** start of EXERCISE MATERIALS **

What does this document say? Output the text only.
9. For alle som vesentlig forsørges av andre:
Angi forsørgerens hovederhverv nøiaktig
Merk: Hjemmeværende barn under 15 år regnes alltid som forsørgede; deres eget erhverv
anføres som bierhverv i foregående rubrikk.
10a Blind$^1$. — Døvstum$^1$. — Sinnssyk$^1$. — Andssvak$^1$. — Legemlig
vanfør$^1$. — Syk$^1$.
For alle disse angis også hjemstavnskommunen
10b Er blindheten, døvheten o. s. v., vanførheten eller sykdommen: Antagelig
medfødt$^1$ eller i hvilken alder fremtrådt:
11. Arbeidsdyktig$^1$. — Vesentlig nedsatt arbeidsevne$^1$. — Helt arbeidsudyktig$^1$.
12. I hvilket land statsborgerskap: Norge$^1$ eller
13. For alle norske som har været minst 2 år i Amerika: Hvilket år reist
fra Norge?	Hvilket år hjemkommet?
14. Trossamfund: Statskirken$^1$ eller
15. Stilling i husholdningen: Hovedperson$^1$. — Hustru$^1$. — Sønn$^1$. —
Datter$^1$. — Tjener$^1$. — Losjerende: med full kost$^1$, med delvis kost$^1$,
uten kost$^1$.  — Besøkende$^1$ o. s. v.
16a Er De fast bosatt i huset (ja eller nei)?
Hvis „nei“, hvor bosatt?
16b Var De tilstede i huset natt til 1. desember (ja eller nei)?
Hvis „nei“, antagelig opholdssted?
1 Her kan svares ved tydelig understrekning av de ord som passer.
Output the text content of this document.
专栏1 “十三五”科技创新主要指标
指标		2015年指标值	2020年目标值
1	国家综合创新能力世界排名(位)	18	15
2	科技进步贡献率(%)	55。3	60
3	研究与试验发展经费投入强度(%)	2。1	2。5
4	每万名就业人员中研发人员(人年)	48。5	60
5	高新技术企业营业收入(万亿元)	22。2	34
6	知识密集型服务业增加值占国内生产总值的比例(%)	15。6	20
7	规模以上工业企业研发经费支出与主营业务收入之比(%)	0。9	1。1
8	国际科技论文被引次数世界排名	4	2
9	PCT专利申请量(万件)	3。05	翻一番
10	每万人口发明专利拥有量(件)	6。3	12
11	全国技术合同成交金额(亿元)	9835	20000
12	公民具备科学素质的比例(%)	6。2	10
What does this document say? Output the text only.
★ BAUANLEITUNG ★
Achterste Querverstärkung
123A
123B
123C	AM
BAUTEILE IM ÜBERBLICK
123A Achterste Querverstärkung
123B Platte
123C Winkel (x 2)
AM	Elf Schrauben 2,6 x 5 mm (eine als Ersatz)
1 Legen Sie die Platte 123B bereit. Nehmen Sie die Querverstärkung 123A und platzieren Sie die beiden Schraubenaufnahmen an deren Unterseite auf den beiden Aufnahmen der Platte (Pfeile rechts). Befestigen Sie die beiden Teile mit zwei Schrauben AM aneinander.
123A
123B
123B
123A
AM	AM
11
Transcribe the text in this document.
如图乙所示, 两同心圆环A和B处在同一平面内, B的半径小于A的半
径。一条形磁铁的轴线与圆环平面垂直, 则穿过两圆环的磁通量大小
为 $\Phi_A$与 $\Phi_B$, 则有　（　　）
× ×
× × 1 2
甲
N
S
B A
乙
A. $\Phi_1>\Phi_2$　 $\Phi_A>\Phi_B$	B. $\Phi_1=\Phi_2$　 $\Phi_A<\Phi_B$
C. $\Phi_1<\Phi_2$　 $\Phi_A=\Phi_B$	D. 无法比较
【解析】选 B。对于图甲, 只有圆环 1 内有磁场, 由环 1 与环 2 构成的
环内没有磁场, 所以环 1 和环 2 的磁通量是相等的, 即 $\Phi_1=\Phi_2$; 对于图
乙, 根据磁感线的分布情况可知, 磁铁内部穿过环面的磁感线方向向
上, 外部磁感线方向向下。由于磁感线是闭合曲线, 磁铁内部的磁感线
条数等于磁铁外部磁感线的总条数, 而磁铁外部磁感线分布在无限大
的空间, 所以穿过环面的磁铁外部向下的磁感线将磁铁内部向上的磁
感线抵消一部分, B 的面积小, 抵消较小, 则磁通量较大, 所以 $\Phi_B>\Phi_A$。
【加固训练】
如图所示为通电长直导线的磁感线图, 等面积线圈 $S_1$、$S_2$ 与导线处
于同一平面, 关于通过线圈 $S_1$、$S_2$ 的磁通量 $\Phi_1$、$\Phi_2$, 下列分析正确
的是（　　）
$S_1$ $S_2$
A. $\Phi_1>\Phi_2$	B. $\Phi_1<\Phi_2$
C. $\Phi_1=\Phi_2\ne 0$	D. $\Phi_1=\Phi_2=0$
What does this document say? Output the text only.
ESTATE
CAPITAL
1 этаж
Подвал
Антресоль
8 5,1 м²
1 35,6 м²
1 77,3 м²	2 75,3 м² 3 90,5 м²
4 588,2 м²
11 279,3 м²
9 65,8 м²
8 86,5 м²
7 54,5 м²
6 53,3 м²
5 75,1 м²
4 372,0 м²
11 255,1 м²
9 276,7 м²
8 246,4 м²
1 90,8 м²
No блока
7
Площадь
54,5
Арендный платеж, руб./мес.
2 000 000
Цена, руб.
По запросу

** end of EXERCISE MATERIALS **

▸ SET EXERCISE
Your task is to reproduce all of the records exactly.

▸ TASK OUTPUT
What does this document say? Output the text only.
9. For alle som vesentlig forsørges av andre:
Angi forsørgerens hovederhverv nøiaktig
Merk: Hjemmeværende barn under 15 år regnes alltid som forsørgede; deres eget erhverv
anføres som bierhverv i foregående rubrikk.
10a Blind$^1$. — Døvstum$^1$. — Sinnssyk$^1$. — Andssvak$^1$. — Legemlig
vanfør$^1$. — Syk$^1$.
For alle disse angis også hjemstavnskommunen
10b Er blindheten, døvheten o. s. v., vanførheten eller sykdommen: Antagelig
medfødt$^1$ eller i hvilken alder fremtrådt:
11. Arbeidsdyktig$^1$. — Vesentlig nedsatt arbeidsevne$^1$. — Helt arbeidsudyktig$^1$.
12. I hvilket land statsborgerskap: Norge$^1$ eller
13. For alle norske som har været minst 2 år i Amerika: Hvilket år reist
fra Norge?	Hvilket år hjemkommet?
14. Trossamfund: Statskirken$^1$ eller
15. Stilling i husholdningen: Hovedperson$^1$. — Hustru$^1$. — Sønn$^1$. —
Datter$^1$. — Tjener$^1$. — Losjerende: med full kost$^1$, med delvis kost$^1$,
uten kost$^1$.  — Besøkende$^1$ o. s. v.
16a Er De fast bosatt i huset (ja eller nei)?
Hvis „nei“, hvor bosatt?
16b Var De tilstede i huset natt til 1. desember (ja eller nei)?
Hvis „nei“, antagelig opholdssted?
1 Her kan svares ved tydelig understrekning av de ord som passer.
Output the text content of this document.
专栏1 “十三五”科技创新主要指标
指标		2015年指标值	2020年目标值
1	国家综合创新能力世界排名(位)	18	15
2	科技进步贡献率(%)	55。3	60
3	研究与试验发展经费投入强度(%)	2。1	2。5
4	每万名就业人员中研发人员(人年)	48。5	60
5	高新技术企业营业收入(万亿元)	22。2	34
6	知识密集型服务业增加值占国内生产总值的比例(%)	15。6	20
7	规模以上工业企业研发经费支出与主营业务收入之比(%)	0。9	1。1
8	国际科技论文被引次数世界排名	4	2
9	PCT专利申请量(万件)	3。05	翻一番
10	每万人口发明专利拥有量(件)	6。3	12
11	全国技术合同成交金额(亿元)	9835	20000
12	公民具备科学素质的比例(%)	6。2	10
What does this document say? Output the text only.
★ BAUANLEITUNG ★
Achterste Querverstärkung
123A
123B
123C	AM
BAUTEILE IM ÜBERBLICK
123A Achterste Querverstärkung
123B Platte
123C Winkel (x 2)
AM	Elf Schrauben 2,6 x 5 mm (eine als Ersatz)
1 Legen Sie die Platte 123B bereit. Nehmen Sie die Querverstärkung 123A und platzieren Sie die beiden Schraubenaufnahmen an deren Unterseite auf den beiden Aufnahmen der Platte (Pfeile rechts). Befestigen Sie die beiden Teile mit zwei Schrauben AM aneinander.
123A
123B
123B
123A
AM	AM
11
Transcribe the text in this document.
如图乙所示, 两同心圆环A和B处在同一平面内, B的半径小于A的半
径。一条形磁铁的轴线与圆环平面垂直, 则穿过两圆环的磁通量大小
为 $\Phi_A$与 $\Phi_B$, 则有　（　　）
× ×
× × 1 2
甲
N
S
B A
乙
A. $\Phi_1>\Phi_2$　 $\Phi_A>\Phi_B$	B. $\Phi_1=\Phi_2$　 $\Phi_A<\Phi_B$
C. $\Phi_1<\Phi_2$　 $\Phi_A=\Phi_B$	D. 无法比较
【解析】选 B。对于图甲, 只有圆环 1 内有磁场, 由环 1 与环 2 构成的
环内没有磁场, 所以环 1 和环 2 的磁通量是相等的, 即 $\Phi_1=\Phi_2$; 对于图
乙, 根据磁感线的分布情况可知, 磁铁内部穿过环面的磁感线方向向
上, 外部磁感线方向向下。由于磁感线是闭合曲线, 磁铁内部的磁感线
条数等于磁铁外部磁感线的总条数, 而磁铁外部磁感线分布在无限大
的空间, 所以穿过环面的磁铁外部向下的磁感线将磁铁内部向上的磁
感线抵消一部分, B 的面积小, 抵消较小, 则磁通量较大, 所以 $\Phi_B>\Phi_A$。
【加固训练】
如图所示为通电长直导线的磁感线图, 等面积线圈 $S_1$、$S_2$ 与导线处
于同一平面, 关于通过线圈 $S_1$、$S_2$ 的磁通量 $\Phi_1$、$\Phi_2$, 下列分析正确
的是（　　）
$S_1$ $S_2$
A. $\Phi_1>\Phi_2$	B. $\Phi_1<\Phi_2$
C. $\Phi_1=\Phi_2\ne 0$	D. $\Phi_1=\Phi_2=0$
What does this document say? Output the text only.
ESTATE
CAPITAL
1 этаж
Подвал
Антресоль
8 5,1 м²
1 35,6 м²
1 77,3 м²	2 75,3 м² 3 90,5 м²
4 588,2 м²
11 279,3 м²
9 65,8 м²
8 86,5 м²
7 54,5 м²
6 53,3 м²
5 75,1 м²
4 372,0 м²
11 255,1 м²
9 276,7 м²
8 246,4 м²
1 90,8 м²
No блока
7
Площадь
54,5
Арендный платеж, руб./мес.
2 000 000
Цена, руб.
По запросу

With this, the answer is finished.